(Task requirements) Can you reproduce, word for word, the passage of the text on encoding an email sender header that starts with "Basically, this is" and goes on through "not for UTF-8."?

(Reading text)
_ _ _ _ _ _ _

1

I'm trying to send an email and have a small problem with the sender address in the header part of the message contents.

Basically, this is what I want to have in the headers:

From: "Real Name" <test@example.com>

And this is what I do (Python 3.5):

message = email.mime.text.MIMEText(body)
message.add_header('From', from_hdr)

It works as expected for ASCII, but not for UTF-8.

Given a non-ASCII name like "Strángé Nämé" <test@example.com> the input gets encoded by add_header():

If the value contains non-ASCII characters ..... it is automatically encoded in RFC 2231 format using a CHARSET of utf-8 and a LANGUAGE of None.

The problem is that the whole string - not only the real name - is encoded. The result looks like a single string: =?utf-8?.....?= and the original format is lost. The mail server adds the apparently missing domain to it and the damage is done.

_ _ _ _ _ _ _

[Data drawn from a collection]
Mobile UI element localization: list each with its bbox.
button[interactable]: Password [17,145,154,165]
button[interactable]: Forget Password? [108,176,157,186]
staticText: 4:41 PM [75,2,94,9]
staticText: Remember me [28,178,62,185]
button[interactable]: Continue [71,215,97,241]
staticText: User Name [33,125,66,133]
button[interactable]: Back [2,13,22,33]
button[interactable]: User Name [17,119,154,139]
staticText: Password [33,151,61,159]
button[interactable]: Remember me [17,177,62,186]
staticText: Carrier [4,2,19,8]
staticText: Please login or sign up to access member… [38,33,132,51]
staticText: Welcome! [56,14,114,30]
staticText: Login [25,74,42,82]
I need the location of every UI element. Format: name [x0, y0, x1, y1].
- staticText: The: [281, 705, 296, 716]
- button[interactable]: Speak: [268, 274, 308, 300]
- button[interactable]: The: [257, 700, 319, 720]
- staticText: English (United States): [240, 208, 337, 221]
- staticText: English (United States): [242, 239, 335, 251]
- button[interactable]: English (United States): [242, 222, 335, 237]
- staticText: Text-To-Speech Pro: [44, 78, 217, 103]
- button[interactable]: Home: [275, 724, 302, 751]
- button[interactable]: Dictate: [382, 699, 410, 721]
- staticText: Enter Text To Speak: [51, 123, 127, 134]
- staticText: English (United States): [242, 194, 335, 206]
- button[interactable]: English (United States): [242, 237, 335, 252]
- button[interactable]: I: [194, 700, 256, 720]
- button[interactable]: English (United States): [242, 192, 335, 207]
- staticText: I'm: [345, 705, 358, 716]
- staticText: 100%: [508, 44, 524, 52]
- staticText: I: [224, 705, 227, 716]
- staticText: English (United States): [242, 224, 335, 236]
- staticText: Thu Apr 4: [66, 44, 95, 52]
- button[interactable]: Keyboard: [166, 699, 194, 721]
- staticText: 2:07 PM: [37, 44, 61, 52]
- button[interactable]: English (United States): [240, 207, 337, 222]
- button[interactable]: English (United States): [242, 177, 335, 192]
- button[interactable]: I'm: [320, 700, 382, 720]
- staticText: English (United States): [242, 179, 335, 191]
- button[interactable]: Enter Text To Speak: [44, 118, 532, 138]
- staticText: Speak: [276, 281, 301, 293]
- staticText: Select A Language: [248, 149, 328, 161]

_ _ _ _ _ _ _

(Task response)
Basically, this is what I want to have in the headers:

From: "Real Name" <test@example.com>

And this is what I do (Python 3.5):

message = email.mime.text.MIMEText(body)
message.add_header('From', from_hdr)

It works as expected for ASCII, but not for UTF-8.